+++ SUPPLIED DATA

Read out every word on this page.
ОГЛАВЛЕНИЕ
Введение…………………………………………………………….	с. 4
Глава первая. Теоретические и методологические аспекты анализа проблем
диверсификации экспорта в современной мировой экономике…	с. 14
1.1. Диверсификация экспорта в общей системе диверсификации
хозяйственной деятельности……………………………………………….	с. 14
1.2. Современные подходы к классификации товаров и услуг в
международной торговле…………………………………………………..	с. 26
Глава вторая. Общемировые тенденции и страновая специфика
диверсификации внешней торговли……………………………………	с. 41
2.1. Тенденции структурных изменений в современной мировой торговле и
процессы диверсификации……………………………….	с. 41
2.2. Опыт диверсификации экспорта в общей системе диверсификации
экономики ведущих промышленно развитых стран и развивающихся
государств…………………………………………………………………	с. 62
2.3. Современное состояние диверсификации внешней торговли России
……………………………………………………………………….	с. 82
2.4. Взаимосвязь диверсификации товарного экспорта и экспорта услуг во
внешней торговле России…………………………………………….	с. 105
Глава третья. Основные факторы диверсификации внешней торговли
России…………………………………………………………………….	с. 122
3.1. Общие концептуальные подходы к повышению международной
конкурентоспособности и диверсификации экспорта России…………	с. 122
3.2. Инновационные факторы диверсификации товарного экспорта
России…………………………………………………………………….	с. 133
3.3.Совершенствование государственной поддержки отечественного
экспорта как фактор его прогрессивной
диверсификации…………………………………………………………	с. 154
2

++++++

__WHAT IS BEING ASKED__: Your task is to extract all of the records exactly.

__SOLUTION TO THE EXERCISE__:
Read out every word on this page.
ОГЛАВЛЕНИЕ
Введение…………………………………………………………….	с. 4
Глава первая. Теоретические и методологические аспекты анализа проблем
диверсификации экспорта в современной мировой экономике…	с. 14
1.1. Диверсификация экспорта в общей системе диверсификации
хозяйственной деятельности……………………………………………….	с. 14
1.2. Современные подходы к классификации товаров и услуг в
международной торговле…………………………………………………..	с. 26
Глава вторая. Общемировые тенденции и страновая специфика
диверсификации внешней торговли……………………………………	с. 41
2.1. Тенденции структурных изменений в современной мировой торговле и
процессы диверсификации……………………………….	с. 41
2.2. Опыт диверсификации экспорта в общей системе диверсификации
экономики ведущих промышленно развитых стран и развивающихся
государств…………………………………………………………………	с. 62
2.3. Современное состояние диверсификации внешней торговли России
……………………………………………………………………….	с. 82
2.4. Взаимосвязь диверсификации товарного экспорта и экспорта услуг во
внешней торговле России…………………………………………….	с. 105
Глава третья. Основные факторы диверсификации внешней торговли
России…………………………………………………………………….	с. 122
3.1. Общие концептуальные подходы к повышению международной
конкурентоспособности и диверсификации экспорта России…………	с. 122
3.2. Инновационные факторы диверсификации товарного экспорта
России…………………………………………………………………….	с. 133
3.3.Совершенствование государственной поддержки отечественного
экспорта как фактор его прогрессивной
диверсификации…………………………………………………………	с. 154
2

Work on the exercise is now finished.